Without the pictures, give the entries below again exactly as written.

***** Input for this task

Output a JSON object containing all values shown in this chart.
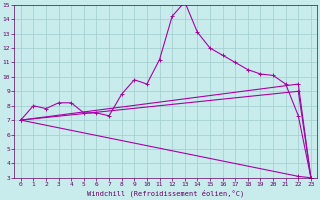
{
  "bg_color": "#c8ecec",
  "grid_color": "#a0cccc",
  "line_color": "#aa00aa",
  "marker": "+",
  "xlabel": "Windchill (Refroidissement éolien,°C)",
  "xlim": [
    -0.5,
    23.5
  ],
  "ylim": [
    3,
    15
  ],
  "xticks": [
    0,
    1,
    2,
    3,
    4,
    5,
    6,
    7,
    8,
    9,
    10,
    11,
    12,
    13,
    14,
    15,
    16,
    17,
    18,
    19,
    20,
    21,
    22,
    23
  ],
  "yticks": [
    3,
    4,
    5,
    6,
    7,
    8,
    9,
    10,
    11,
    12,
    13,
    14,
    15
  ],
  "curves": [
    {
      "x": [
        0,
        1,
        2,
        3,
        4,
        5,
        6,
        7,
        8,
        9,
        10,
        11,
        12,
        13,
        14,
        15,
        16,
        17,
        18,
        19,
        20,
        21,
        22,
        23
      ],
      "y": [
        7.0,
        8.0,
        7.8,
        8.2,
        8.2,
        7.5,
        7.5,
        7.3,
        8.8,
        9.8,
        9.5,
        11.2,
        14.2,
        15.2,
        13.1,
        12.0,
        11.5,
        11.0,
        10.5,
        10.2,
        10.1,
        9.5,
        7.3,
        3.0
      ]
    },
    {
      "x": [
        0,
        22,
        23
      ],
      "y": [
        7.0,
        9.5,
        3.0
      ]
    },
    {
      "x": [
        0,
        22,
        23
      ],
      "y": [
        7.0,
        9.0,
        3.0
      ]
    },
    {
      "x": [
        0,
        22,
        23
      ],
      "y": [
        7.0,
        3.1,
        3.0
      ]
    }
  ]
}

**********

→ Solution to this problem:
Output a JSON object containing all values shown in this chart.
{
  "bg_color": "#c8ecec",
  "grid_color": "#a0cccc",
  "line_color": "#aa00aa",
  "marker": "+",
  "xlabel": "Windchill (Refroidissement éolien,°C)",
  "xlim": [
    -0.5,
    23.5
  ],
  "ylim": [
    3,
    15
  ],
  "xticks": [
    0,
    1,
    2,
    3,
    4,
    5,
    6,
    7,
    8,
    9,
    10,
    11,
    12,
    13,
    14,
    15,
    16,
    17,
    18,
    19,
    20,
    21,
    22,
    23
  ],
  "yticks": [
    3,
    4,
    5,
    6,
    7,
    8,
    9,
    10,
    11,
    12,
    13,
    14,
    15
  ],
  "curves": [
    {
      "x": [
        0,
        1,
        2,
        3,
        4,
        5,
        6,
        7,
        8,
        9,
        10,
        11,
        12,
        13,
        14,
        15,
        16,
        17,
        18,
        19,
        20,
        21,
        22,
        23
      ],
      "y": [
        7.0,
        8.0,
        7.8,
        8.2,
        8.2,
        7.5,
        7.5,
        7.3,
        8.8,
        9.8,
        9.5,
        11.2,
        14.2,
        15.2,
        13.1,
        12.0,
        11.5,
        11.0,
        10.5,
        10.2,
        10.1,
        9.5,
        7.3,
        3.0
      ]
    },
    {
      "x": [
        0,
        22,
        23
      ],
      "y": [
        7.0,
        9.5,
        3.0
      ]
    },
    {
      "x": [
        0,
        22,
        23
      ],
      "y": [
        7.0,
        9.0,
        3.0
      ]
    },
    {
      "x": [
        0,
        22,
        23
      ],
      "y": [
        7.0,
        3.1,
        3.0
      ]
    }
  ]
}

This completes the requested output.